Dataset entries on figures
"""

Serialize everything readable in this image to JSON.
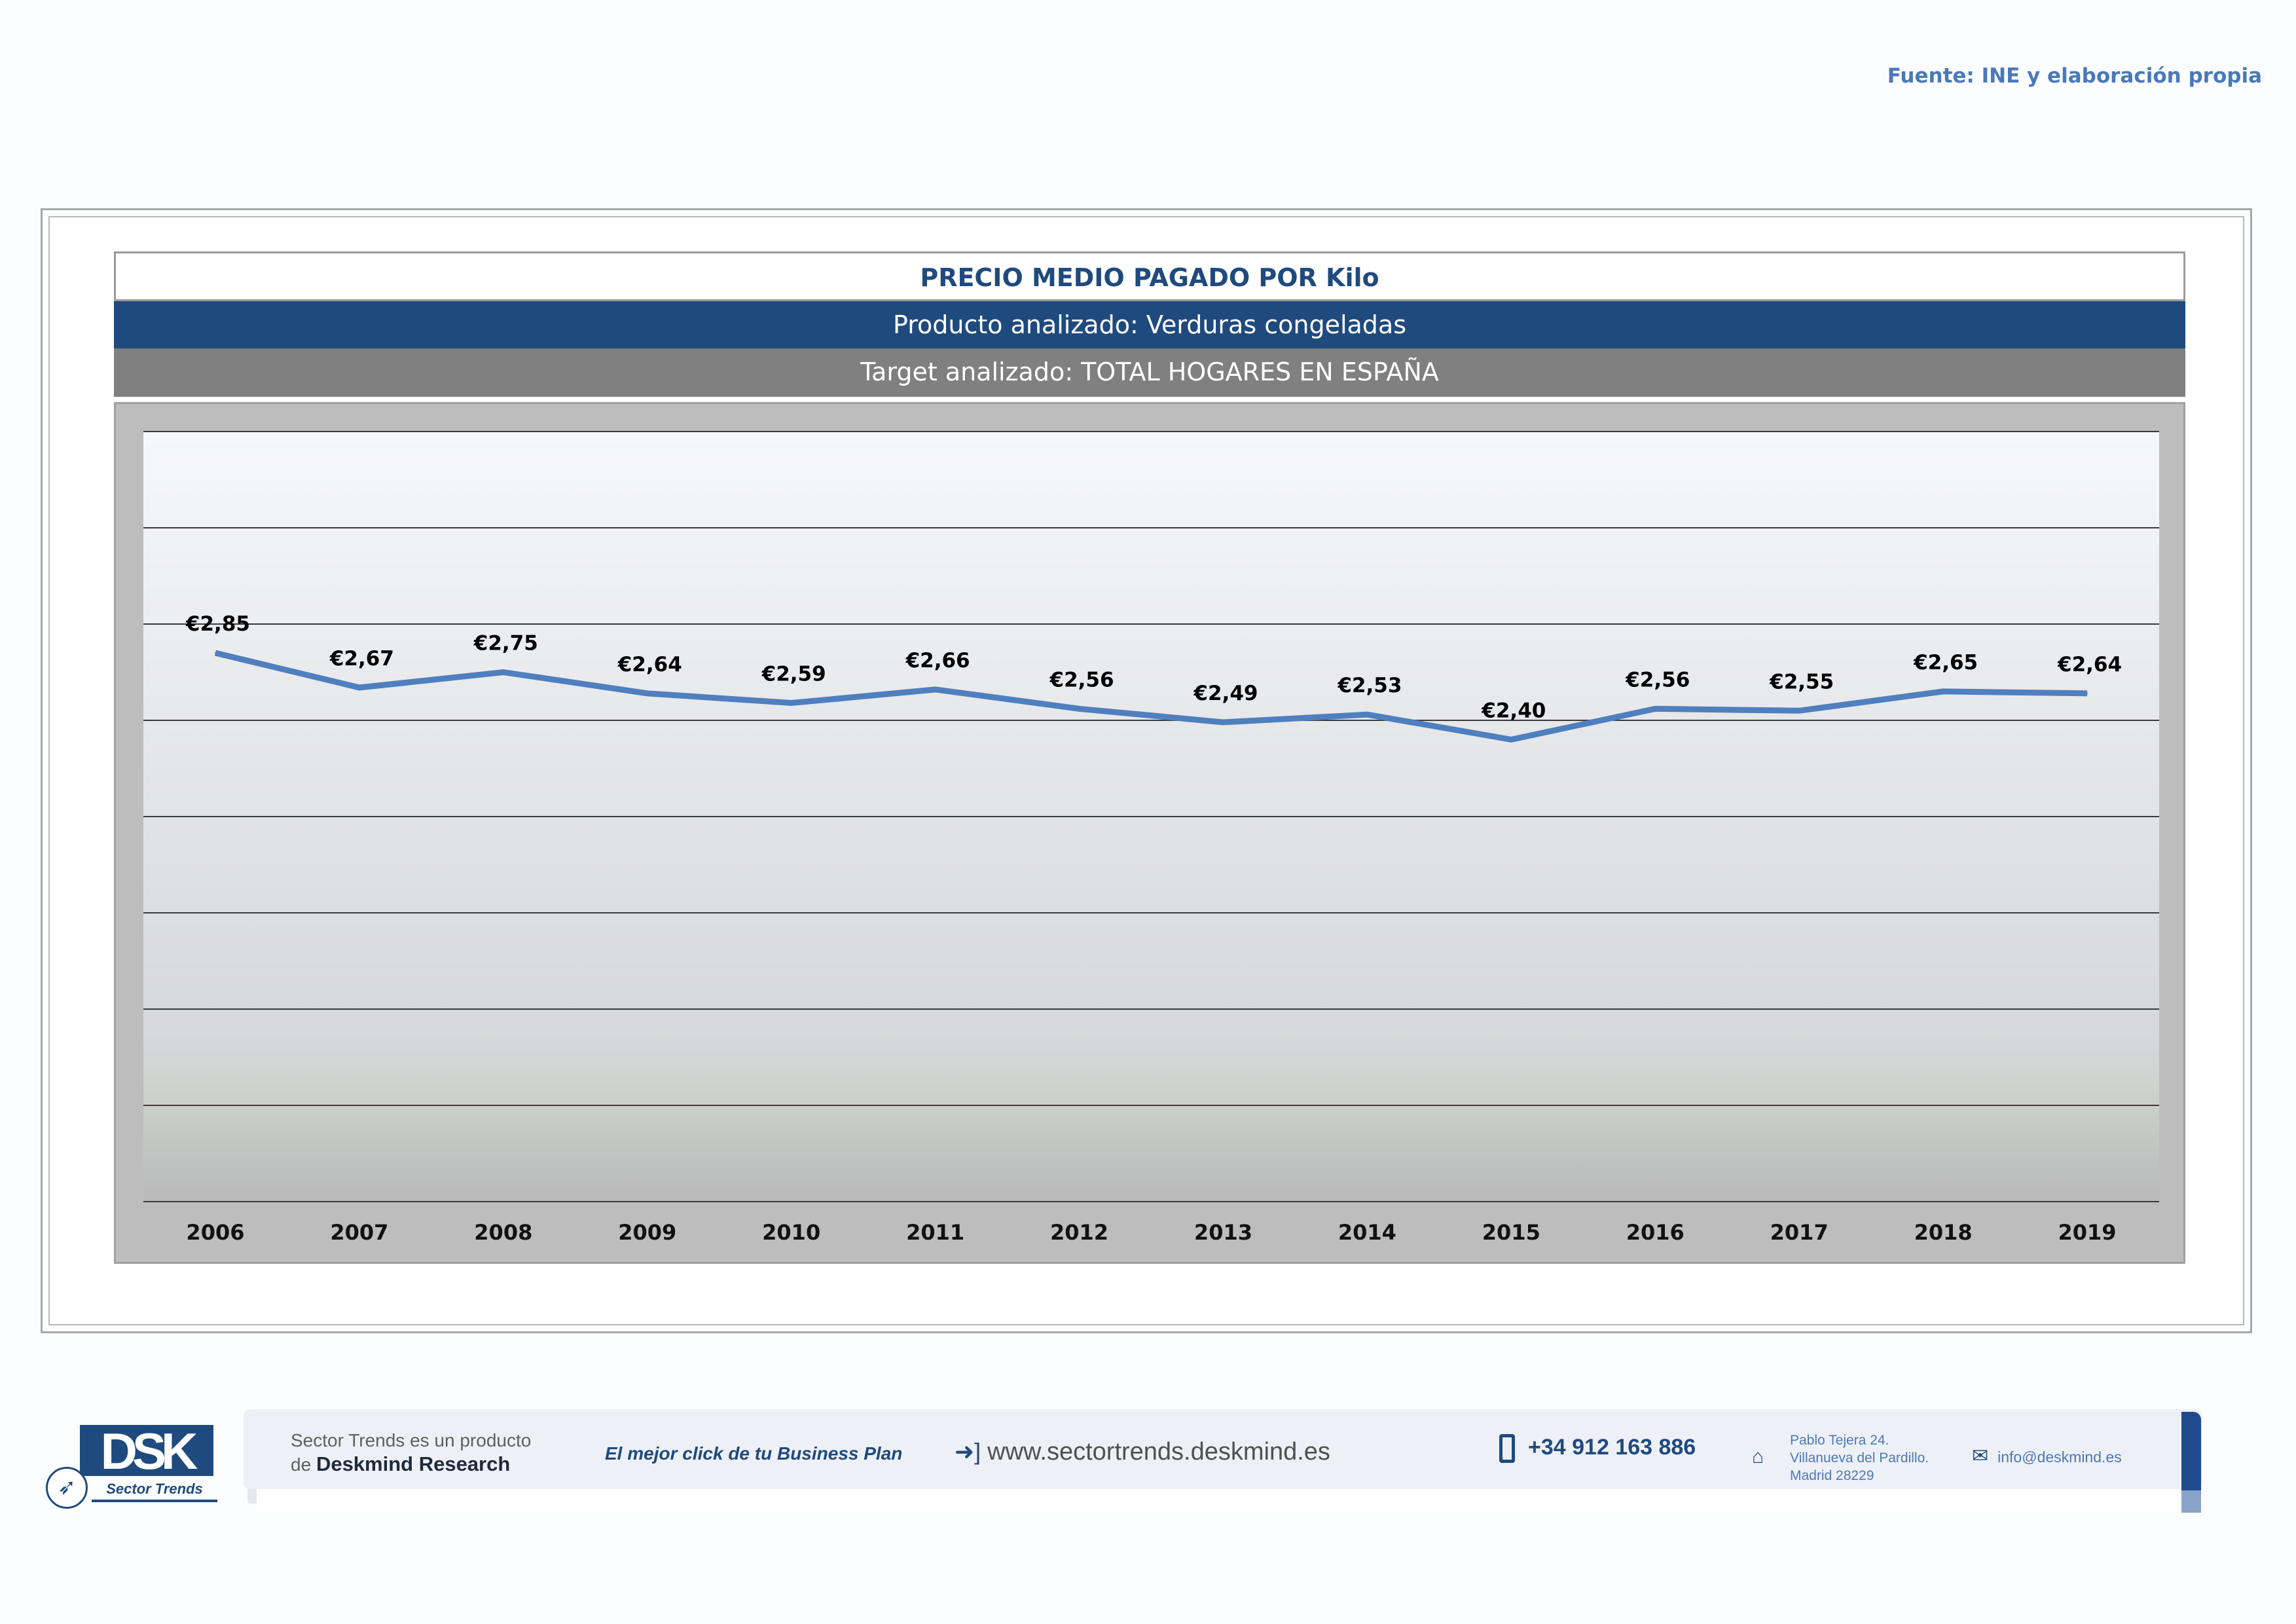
{
  "source_note": "Fuente: INE y elaboración propia",
  "header": {
    "title": "PRECIO MEDIO PAGADO POR Kilo",
    "product": "Producto analizado: Verduras congeladas",
    "target": "Target analizado: TOTAL HOGARES EN ESPAÑA"
  },
  "chart_data": {
    "type": "line",
    "categories": [
      "2006",
      "2007",
      "2008",
      "2009",
      "2010",
      "2011",
      "2012",
      "2013",
      "2014",
      "2015",
      "2016",
      "2017",
      "2018",
      "2019"
    ],
    "series": [
      {
        "values": [
          2.85,
          2.67,
          2.75,
          2.64,
          2.59,
          2.66,
          2.56,
          2.49,
          2.53,
          2.4,
          2.56,
          2.55,
          2.65,
          2.64
        ],
        "labels": [
          "€2,85",
          "€2,67",
          "€2,75",
          "€2,64",
          "€2,59",
          "€2,66",
          "€2,56",
          "€2,49",
          "€2,53",
          "€2,40",
          "€2,56",
          "€2,55",
          "€2,65",
          "€2,64"
        ]
      }
    ],
    "ylim": [
      0,
      4
    ],
    "grid": true,
    "line_color": "#4f7fbf"
  },
  "footer": {
    "logo_text": "DSK",
    "logo_sub": "Sector Trends",
    "tagline_line1": "Sector Trends es un producto",
    "tagline_line2_prefix": "de",
    "tagline_line2_brand": "Deskmind Research",
    "slogan": "El mejor click de tu Business Plan",
    "website": "www.sectortrends.deskmind.es",
    "phone": "+34 912 163 886",
    "address": "Pablo Tejera 24.\nVillanueva del Pardillo.\nMadrid 28229",
    "email": "info@deskmind.es"
  }
}
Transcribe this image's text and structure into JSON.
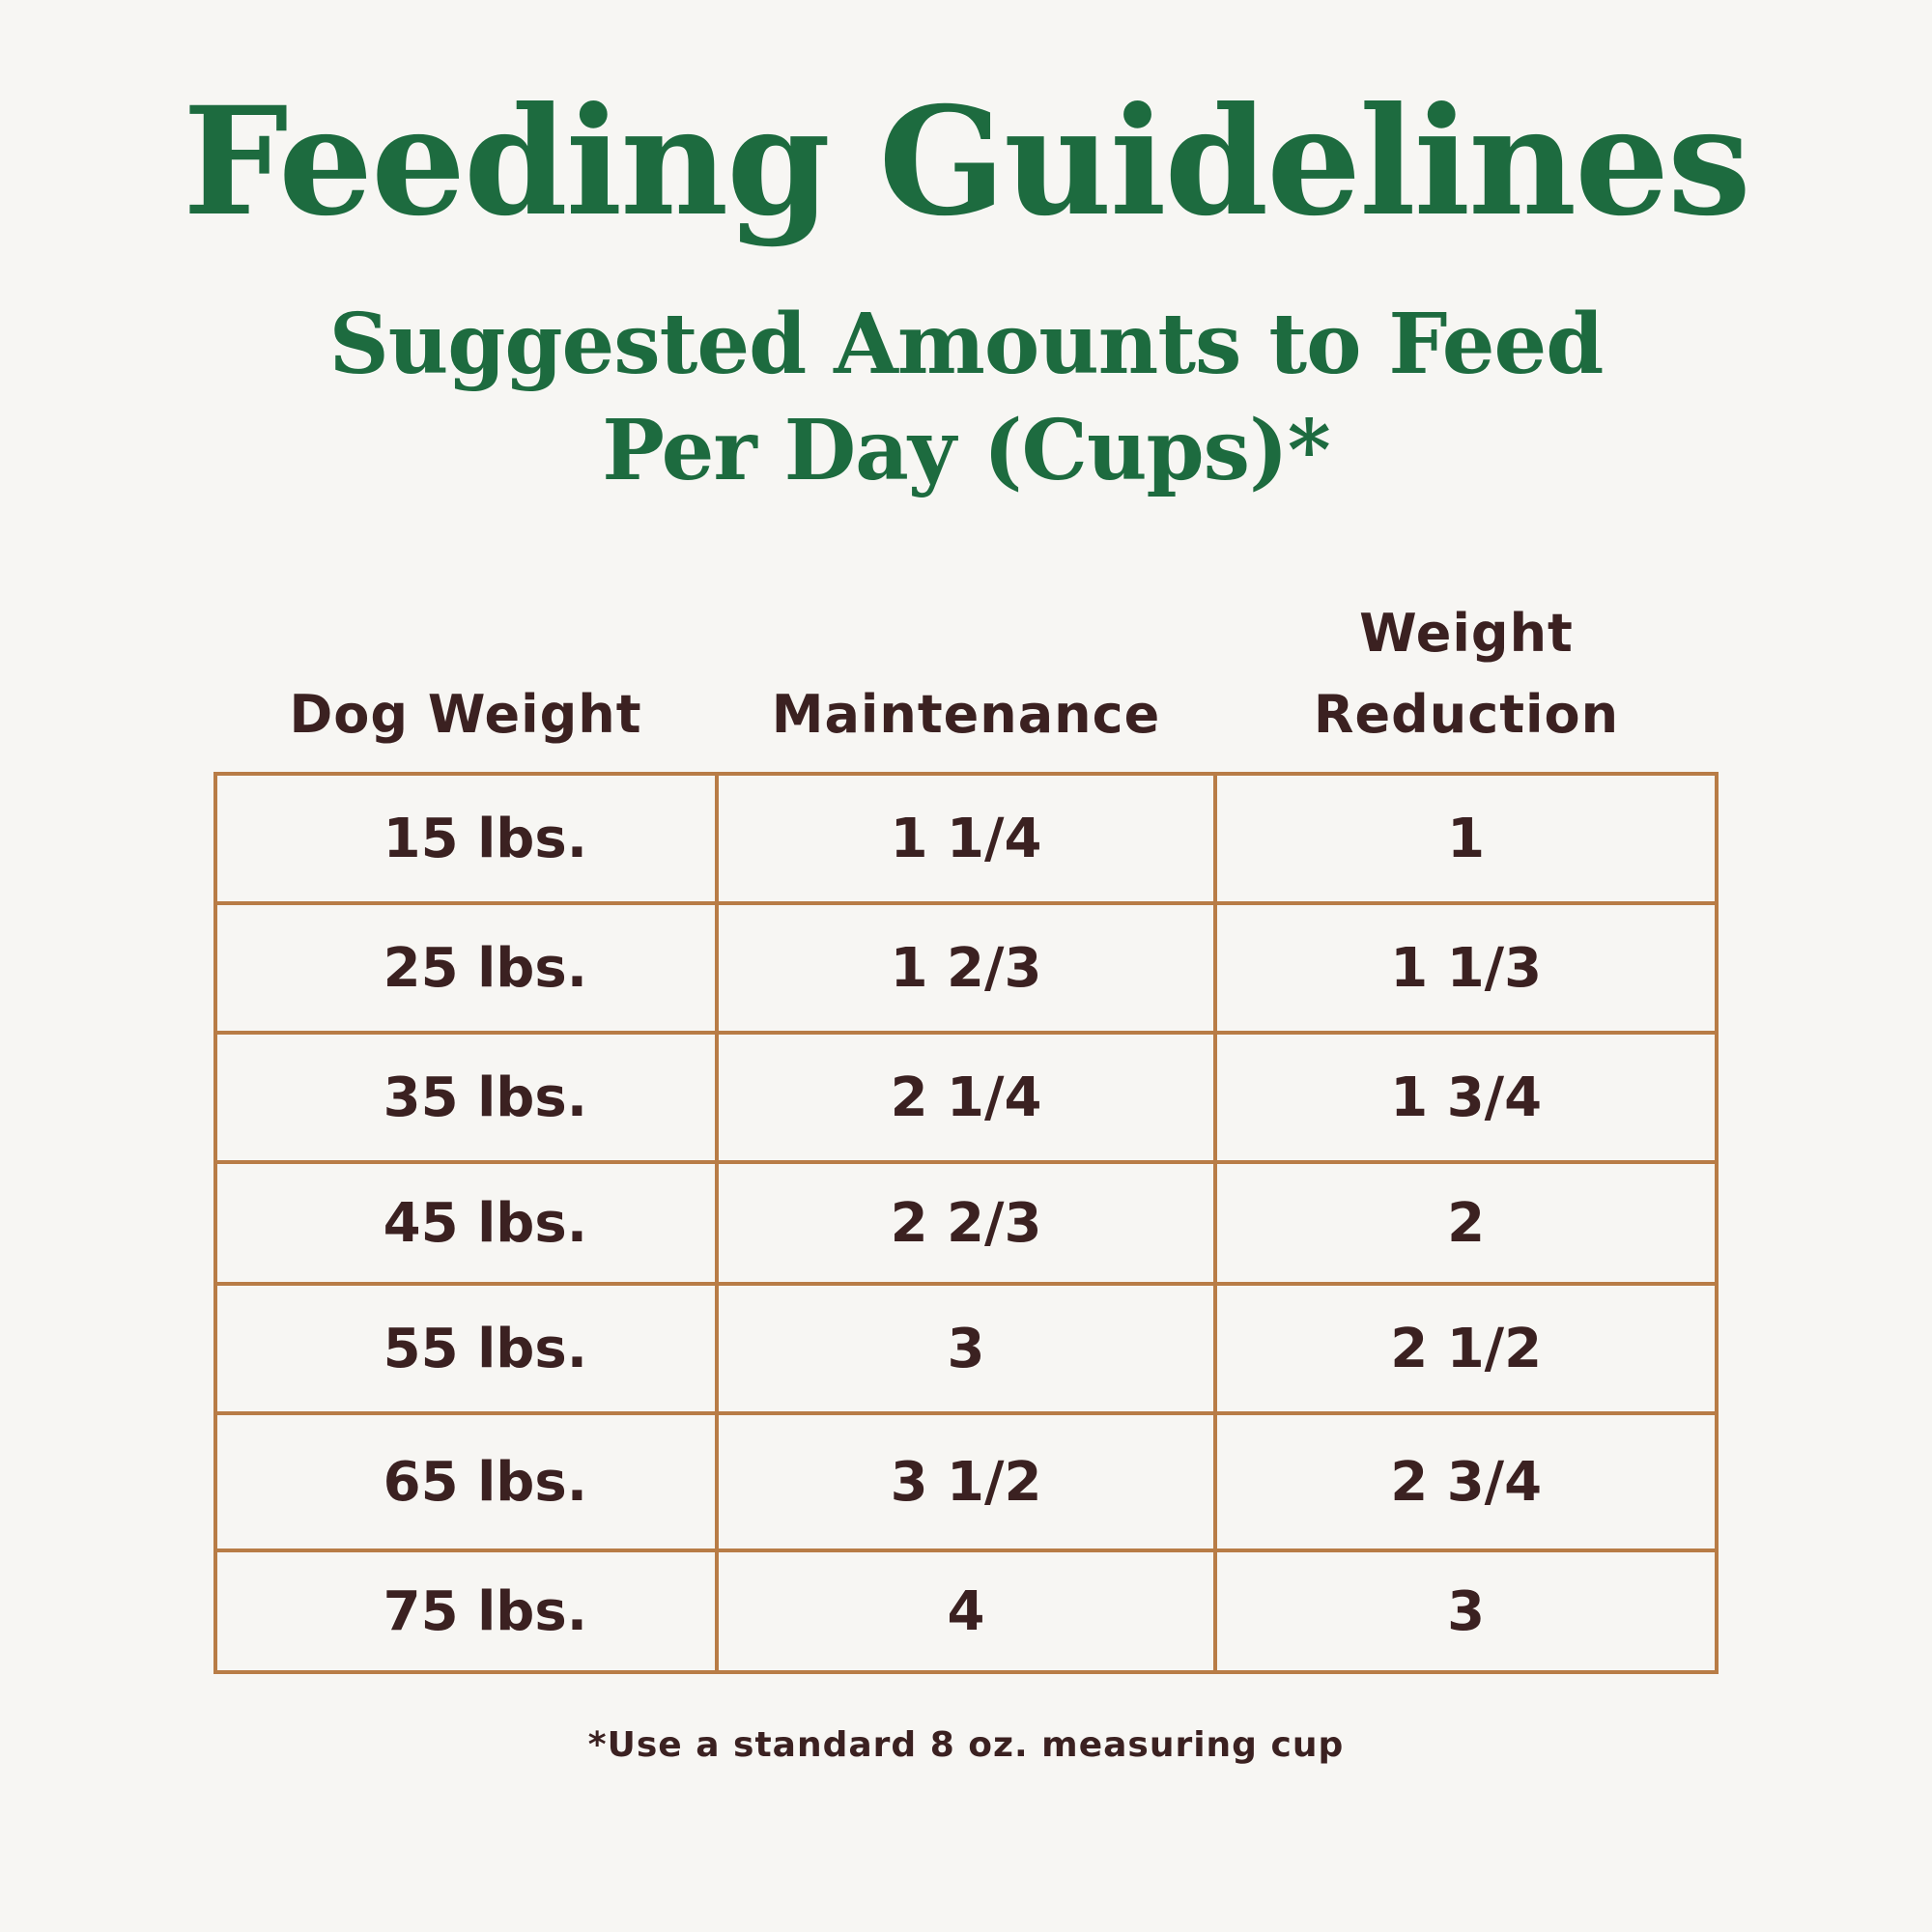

"""

Set task
Every entry above should be duplicated exactly. Do not include the images.

Correct result
Serialize everything readable in this image to JSON.
{
  "source_note": "Fuente: INE y elaboración propia",
  "header": {
    "title": "PRECIO MEDIO PAGADO POR Kilo",
    "product": "Producto analizado: Verduras congeladas",
    "target": "Target analizado: TOTAL HOGARES EN ESPAÑA"
  },
  "chart_data": {
    "type": "line",
    "categories": [
      "2006",
      "2007",
      "2008",
      "2009",
      "2010",
      "2011",
      "2012",
      "2013",
      "2014",
      "2015",
      "2016",
      "2017",
      "2018",
      "2019"
    ],
    "series": [
      {
        "values": [
          2.85,
          2.67,
          2.75,
          2.64,
          2.59,
          2.66,
          2.56,
          2.49,
          2.53,
          2.4,
          2.56,
          2.55,
          2.65,
          2.64
        ],
        "labels": [
          "€2,85",
          "€2,67",
          "€2,75",
          "€2,64",
          "€2,59",
          "€2,66",
          "€2,56",
          "€2,49",
          "€2,53",
          "€2,40",
          "€2,56",
          "€2,55",
          "€2,65",
          "€2,64"
        ]
      }
    ],
    "ylim": [
      0,
      4
    ],
    "grid": true,
    "line_color": "#4f7fbf"
  },
  "footer": {
    "logo_text": "DSK",
    "logo_sub": "Sector Trends",
    "tagline_line1": "Sector Trends es un producto",
    "tagline_line2_prefix": "de",
    "tagline_line2_brand": "Deskmind Research",
    "slogan": "El mejor click de tu Business Plan",
    "website": "www.sectortrends.deskmind.es",
    "phone": "+34 912 163 886",
    "address": "Pablo Tejera 24.\nVillanueva del Pardillo.\nMadrid 28229",
    "email": "info@deskmind.es"
  }
}
Transcribe this image's text and structure into JSON.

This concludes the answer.